EXERCISE AIM: Repeat the lines from the one containing "filter-button[interactable]: [623, 129, 645, 151]" up to and including the one containing "home-indicator: [330, 454, 390, 457]", word for word.

# Start of EXERCISE INPUT

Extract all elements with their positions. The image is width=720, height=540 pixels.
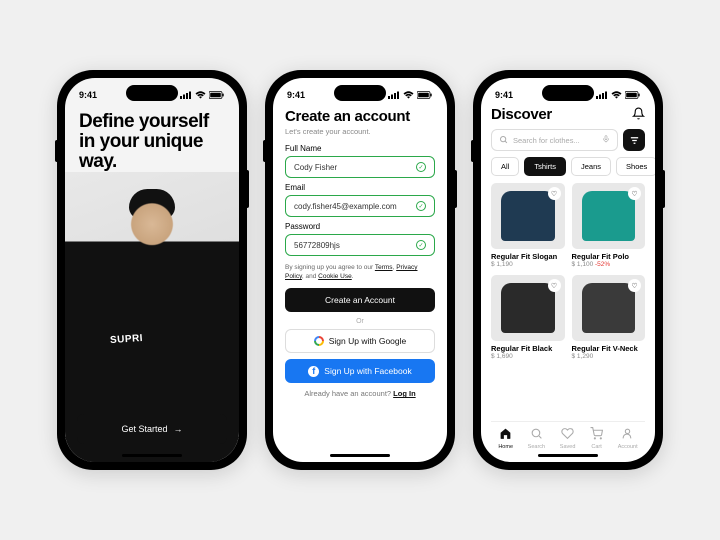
filter-button[interactable]: [623, 129, 645, 151]
pill-all[interactable]: All: [491, 157, 519, 176]
cart-icon: [590, 427, 603, 443]
arrow-right-icon: →: [174, 424, 183, 434]
category-pills: All Tshirts Jeans Shoes: [491, 157, 645, 176]
wifi-icon: [403, 91, 414, 99]
tab-cart[interactable]: Cart: [590, 427, 603, 450]
home-indicator: [330, 454, 390, 457]
or-divider: Or: [285, 318, 435, 325]
battery-icon: [209, 91, 225, 99]
signal-icon: [388, 91, 400, 99]
wifi-icon: [611, 91, 622, 99]
get-started-button[interactable]: Get Started →: [77, 414, 227, 444]
pill-shoes[interactable]: Shoes: [616, 157, 655, 176]
dynamic-island: [542, 85, 594, 101]
name-input[interactable]: Cody Fisher ✓: [285, 156, 435, 178]
heart-icon[interactable]: ♡: [548, 187, 561, 200]
create-account-button[interactable]: Create an Account: [285, 288, 435, 312]
product-grid: ♡ Regular Fit Slogan $ 1,190 ♡ Regular F…: [491, 183, 645, 360]
status-time: 9:41: [79, 90, 97, 100]
password-input[interactable]: 56772809hjs ✓: [285, 234, 435, 256]
hero-image: SUPRI Get Started →: [65, 172, 239, 462]
tab-search[interactable]: Search: [528, 427, 545, 450]
email-label: Email: [285, 183, 435, 192]
check-icon: ✓: [416, 240, 426, 250]
tab-account[interactable]: Account: [618, 427, 638, 450]
login-link[interactable]: Log In: [393, 389, 416, 398]
pill-tshirts[interactable]: Tshirts: [524, 157, 566, 176]
login-prompt: Already have an account? Log In: [285, 389, 435, 398]
search-icon: [530, 427, 543, 443]
page-title: Create an account: [285, 108, 435, 125]
check-icon: ✓: [416, 201, 426, 211]
pill-jeans[interactable]: Jeans: [571, 157, 611, 176]
cookie-link[interactable]: Cookie Use: [318, 273, 352, 280]
terms-text: By signing up you agree to our Terms, Pr…: [285, 263, 435, 281]
page-subtitle: Let's create your account.: [285, 127, 435, 136]
phone-onboarding: 9:41 Define yourself in your unique way.…: [57, 70, 247, 470]
facebook-icon: f: [308, 366, 319, 377]
wifi-icon: [195, 91, 206, 99]
user-icon: [621, 427, 634, 443]
bell-icon[interactable]: [632, 107, 645, 123]
home-indicator: [122, 454, 182, 457]
dynamic-island: [126, 85, 178, 101]
battery-icon: [625, 91, 641, 99]
page-title: Discover: [491, 106, 552, 123]
status-time: 9:41: [495, 90, 513, 100]
product-card[interactable]: ♡ Regular Fit Polo $ 1,100 -52%: [572, 183, 646, 268]
heart-icon: [561, 427, 574, 443]
email-input[interactable]: cody.fisher45@example.com ✓: [285, 195, 435, 217]
hero-headline: Define yourself in your unique way.: [65, 104, 239, 172]
mic-icon[interactable]: [602, 134, 610, 146]
name-label: Full Name: [285, 144, 435, 153]
heart-icon[interactable]: ♡: [628, 187, 641, 200]
phone-discover: 9:41 Discover Search for clothes...: [473, 70, 663, 470]
status-time: 9:41: [287, 90, 305, 100]
battery-icon: [417, 91, 433, 99]
product-card[interactable]: ♡ Regular Fit Black $ 1,690: [491, 275, 565, 360]
password-label: Password: [285, 222, 435, 231]
home-indicator: [538, 454, 598, 457]
terms-link[interactable]: Terms: [375, 264, 393, 271]
dynamic-island: [334, 85, 386, 101]
product-card[interactable]: ♡ Regular Fit V-Neck $ 1,290: [572, 275, 646, 360]
google-signup-button[interactable]: Sign Up with Google: [285, 329, 435, 353]
signal-icon: [596, 91, 608, 99]
tab-home[interactable]: Home: [498, 427, 513, 450]
heart-icon[interactable]: ♡: [548, 279, 561, 292]
check-icon: ✓: [416, 162, 426, 172]
search-input[interactable]: Search for clothes...: [491, 129, 618, 151]
phone-signup: 9:41 Create an account Let's create your…: [265, 70, 455, 470]
tab-saved[interactable]: Saved: [560, 427, 576, 450]
google-icon: [314, 336, 324, 346]
search-icon: [499, 135, 508, 146]
signal-icon: [180, 91, 192, 99]
product-card[interactable]: ♡ Regular Fit Slogan $ 1,190: [491, 183, 565, 268]
heart-icon[interactable]: ♡: [628, 279, 641, 292]
facebook-signup-button[interactable]: f Sign Up with Facebook: [285, 359, 435, 383]
home-icon: [499, 427, 512, 443]
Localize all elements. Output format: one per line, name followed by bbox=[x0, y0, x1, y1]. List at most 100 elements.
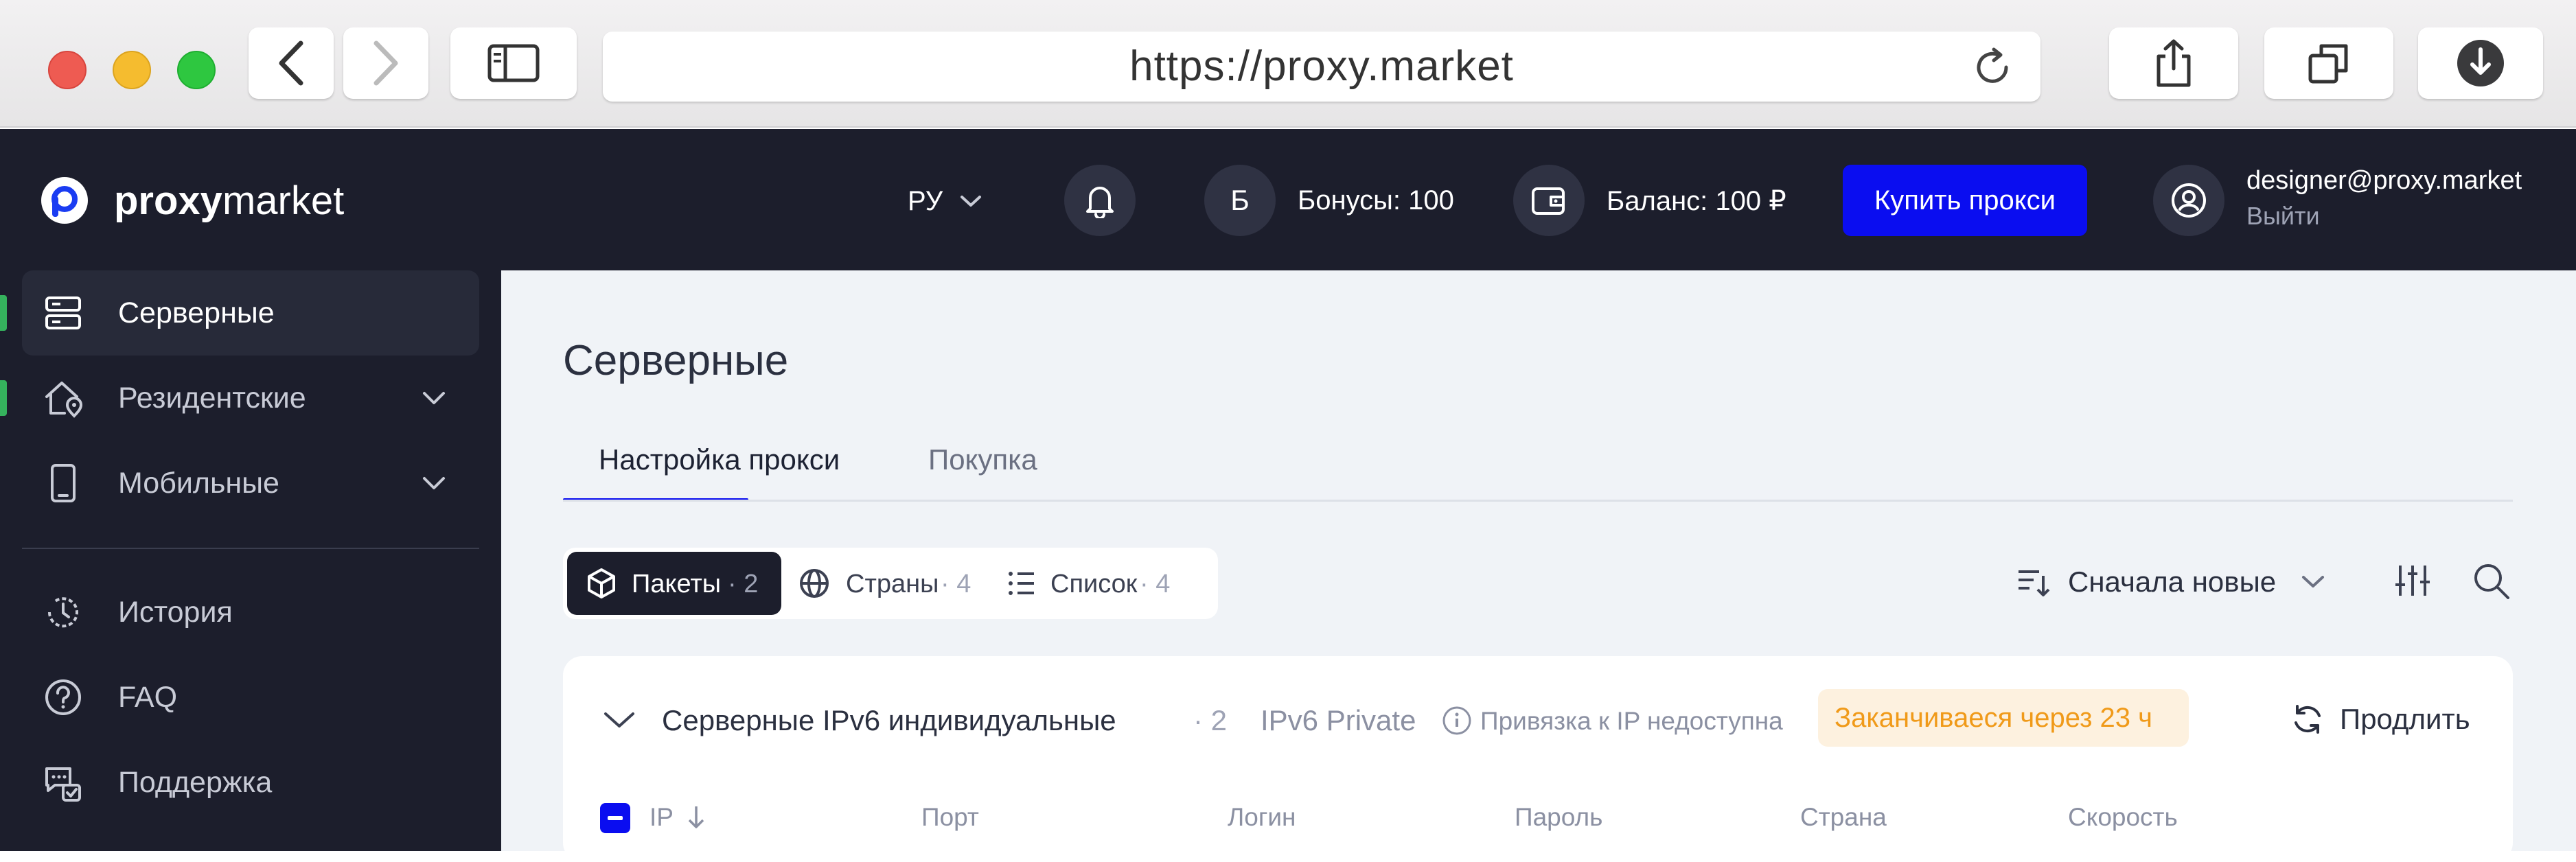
bonus-avatar: Б bbox=[1204, 165, 1276, 236]
sidebar-item-label: FAQ bbox=[118, 680, 178, 714]
column-header-country: Страна bbox=[1800, 803, 1887, 831]
balance-text: Баланс: 100 ₽ bbox=[1607, 186, 1786, 216]
chevron-down-icon bbox=[423, 392, 445, 404]
segment-label: Страны bbox=[846, 570, 939, 598]
reload-icon[interactable] bbox=[1972, 47, 2014, 89]
package-count: · 2 bbox=[1193, 704, 1228, 736]
sidebar-toggle-button[interactable] bbox=[450, 27, 577, 99]
question-icon bbox=[45, 679, 81, 715]
arrow-down-icon bbox=[688, 806, 704, 828]
logout-link[interactable]: Выйти bbox=[2246, 202, 2320, 231]
segment-list[interactable]: Список · 4 bbox=[1000, 552, 1206, 615]
bell-icon bbox=[1086, 187, 1114, 218]
chevron-down-icon[interactable] bbox=[603, 710, 636, 730]
sidebar-divider bbox=[22, 548, 479, 549]
chevron-down-icon bbox=[2302, 576, 2325, 587]
history-icon bbox=[47, 597, 78, 628]
url-text: https://proxy.market bbox=[1129, 43, 1514, 90]
tabs-overview-button[interactable] bbox=[2264, 27, 2393, 99]
app-window: proxy market РУ Б Бонусы: 100 Баланс: 100… bbox=[0, 129, 2576, 862]
forward-icon bbox=[373, 40, 398, 86]
chevron-down-icon bbox=[423, 477, 445, 489]
forward-button[interactable] bbox=[343, 27, 428, 99]
filter-sliders-icon[interactable] bbox=[2393, 561, 2432, 600]
tab-label: Покупка bbox=[928, 443, 1037, 476]
language-label: РУ bbox=[908, 185, 943, 216]
maximize-window-button[interactable] bbox=[177, 51, 216, 89]
package-card: Серверные IPv6 индивидуальные · 2 IPv6 P… bbox=[563, 656, 2513, 862]
sidebar-item-server[interactable]: Серверные bbox=[22, 270, 479, 356]
address-bar[interactable]: https://proxy.market bbox=[603, 32, 2040, 102]
share-icon bbox=[2157, 39, 2191, 87]
segment-count: · 4 bbox=[941, 570, 971, 598]
top-header: proxy market РУ Б Бонусы: 100 Баланс: 100… bbox=[0, 129, 2576, 270]
column-header-speed: Скорость bbox=[2068, 803, 2178, 831]
buy-proxy-label: Купить прокси bbox=[1874, 185, 2056, 216]
sidebar-item-mobile[interactable]: Мобильные bbox=[22, 441, 479, 526]
back-icon bbox=[279, 40, 303, 86]
user-avatar[interactable] bbox=[2153, 165, 2224, 236]
mobile-icon bbox=[51, 464, 76, 502]
cube-icon bbox=[588, 568, 615, 598]
segment-packages[interactable]: Пакеты · 2 bbox=[567, 552, 781, 615]
column-header-ip[interactable]: IP bbox=[649, 803, 706, 832]
segment-label: Список bbox=[1050, 570, 1138, 598]
sort-icon bbox=[2019, 570, 2050, 596]
group-marker bbox=[0, 380, 7, 416]
sidebar-item-label: Мобильные bbox=[118, 466, 279, 500]
user-circle-icon bbox=[2172, 183, 2206, 218]
tabs-icon bbox=[2308, 44, 2348, 84]
column-header-label: IP bbox=[649, 803, 674, 831]
minimize-window-button[interactable] bbox=[113, 51, 151, 89]
download-icon bbox=[2457, 40, 2504, 86]
share-button[interactable] bbox=[2109, 27, 2238, 99]
wallet-button[interactable] bbox=[1513, 165, 1585, 236]
sidebar-item-label: Резидентские bbox=[118, 381, 306, 415]
sidebar-item-faq[interactable]: FAQ bbox=[22, 655, 479, 740]
downloads-button[interactable] bbox=[2418, 27, 2543, 99]
segment-countries[interactable]: Страны · 4 bbox=[790, 552, 996, 615]
language-selector[interactable]: РУ bbox=[908, 184, 982, 218]
brand-name-market: market bbox=[222, 178, 345, 223]
column-header-password: Пароль bbox=[1515, 803, 1603, 831]
info-icon bbox=[1442, 706, 1471, 735]
tab-settings[interactable]: Настройка прокси bbox=[563, 432, 840, 502]
close-window-button[interactable] bbox=[48, 51, 87, 89]
sidebar-item-residential[interactable]: Резидентские bbox=[22, 356, 479, 441]
expiry-badge: Заканчиваеся через 23 ч bbox=[1818, 689, 2189, 747]
logo[interactable]: proxy market bbox=[40, 173, 344, 228]
chevron-down-icon bbox=[961, 196, 982, 207]
segment-count: · 4 bbox=[1140, 570, 1171, 598]
sidebar-icon bbox=[487, 44, 540, 82]
main-content: Серверные Настройка прокси Покупка Пакет… bbox=[501, 270, 2576, 862]
refresh-icon bbox=[2295, 705, 2321, 734]
select-all-checkbox[interactable] bbox=[600, 803, 630, 833]
sidebar-item-label: История bbox=[118, 595, 233, 629]
package-title: Серверные IPv6 индивидуальные bbox=[662, 704, 1116, 736]
user-email: designer@proxy.market bbox=[2246, 166, 2522, 195]
sidebar-item-support[interactable]: Поддержка bbox=[22, 740, 479, 825]
logo-mark-icon bbox=[41, 177, 88, 224]
sort-label: Сначала новые bbox=[2068, 566, 2277, 598]
active-marker bbox=[0, 295, 7, 331]
notifications-button[interactable] bbox=[1064, 165, 1136, 236]
renew-button[interactable]: Продлить bbox=[2290, 699, 2470, 740]
support-chat-icon bbox=[45, 767, 81, 802]
buy-proxy-button[interactable]: Купить прокси bbox=[1843, 165, 2087, 236]
globe-icon bbox=[800, 569, 829, 598]
brand-name-proxy: proxy bbox=[114, 178, 222, 223]
sidebar: Серверные Резидентские Мобильные История… bbox=[0, 270, 501, 851]
tab-purchase[interactable]: Покупка bbox=[928, 443, 1037, 485]
page-title: Серверные bbox=[563, 337, 789, 384]
renew-label: Продлить bbox=[2340, 703, 2470, 735]
ip-binding-note: Привязка к IP недоступна bbox=[1480, 707, 1783, 735]
search-icon[interactable] bbox=[2472, 561, 2511, 601]
column-header-port: Порт bbox=[921, 803, 979, 831]
sort-dropdown[interactable]: Сначала новые bbox=[2016, 561, 2325, 603]
column-header-login: Логин bbox=[1228, 803, 1296, 831]
back-button[interactable] bbox=[249, 27, 334, 99]
sidebar-item-label: Серверные bbox=[118, 296, 275, 329]
minus-icon bbox=[608, 816, 623, 820]
bonus-avatar-letter: Б bbox=[1230, 184, 1250, 216]
sidebar-item-history[interactable]: История bbox=[22, 570, 479, 655]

# End of EXERCISE INPUT

RESPONSE TO THIS EXERCISE:
filter-button[interactable]: [623, 129, 645, 151]
pill-all[interactable]: All: [491, 157, 519, 176]
cart-icon: [590, 427, 603, 443]
arrow-right-icon: →: [174, 424, 183, 434]
category-pills: All Tshirts Jeans Shoes: [491, 157, 645, 176]
wifi-icon: [403, 91, 414, 99]
tab-cart[interactable]: Cart: [590, 427, 603, 450]
home-indicator: [330, 454, 390, 457]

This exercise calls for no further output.